Material for this exercise:

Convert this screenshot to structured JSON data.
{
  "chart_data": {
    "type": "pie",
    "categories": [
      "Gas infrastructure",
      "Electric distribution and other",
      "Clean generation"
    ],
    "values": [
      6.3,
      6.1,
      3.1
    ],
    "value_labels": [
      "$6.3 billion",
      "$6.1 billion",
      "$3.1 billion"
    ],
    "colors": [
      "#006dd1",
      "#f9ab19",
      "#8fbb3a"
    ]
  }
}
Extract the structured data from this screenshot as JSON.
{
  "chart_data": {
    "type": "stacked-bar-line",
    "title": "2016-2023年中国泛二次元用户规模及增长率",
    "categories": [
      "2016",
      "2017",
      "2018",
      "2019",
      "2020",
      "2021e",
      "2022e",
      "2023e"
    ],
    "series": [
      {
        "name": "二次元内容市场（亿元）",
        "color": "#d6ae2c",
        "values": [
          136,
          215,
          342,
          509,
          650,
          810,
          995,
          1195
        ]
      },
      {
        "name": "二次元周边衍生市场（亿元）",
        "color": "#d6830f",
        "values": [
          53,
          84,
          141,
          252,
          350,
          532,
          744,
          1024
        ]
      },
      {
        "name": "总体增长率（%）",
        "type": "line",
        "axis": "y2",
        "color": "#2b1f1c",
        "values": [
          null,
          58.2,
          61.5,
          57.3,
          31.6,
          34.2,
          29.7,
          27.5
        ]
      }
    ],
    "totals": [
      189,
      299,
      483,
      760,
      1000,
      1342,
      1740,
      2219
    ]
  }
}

Stated goal: Check all the records above and select each line where the string "JSON" is found.

Task result:
Convert this screenshot to structured JSON data.
Extract the structured data from this screenshot as JSON.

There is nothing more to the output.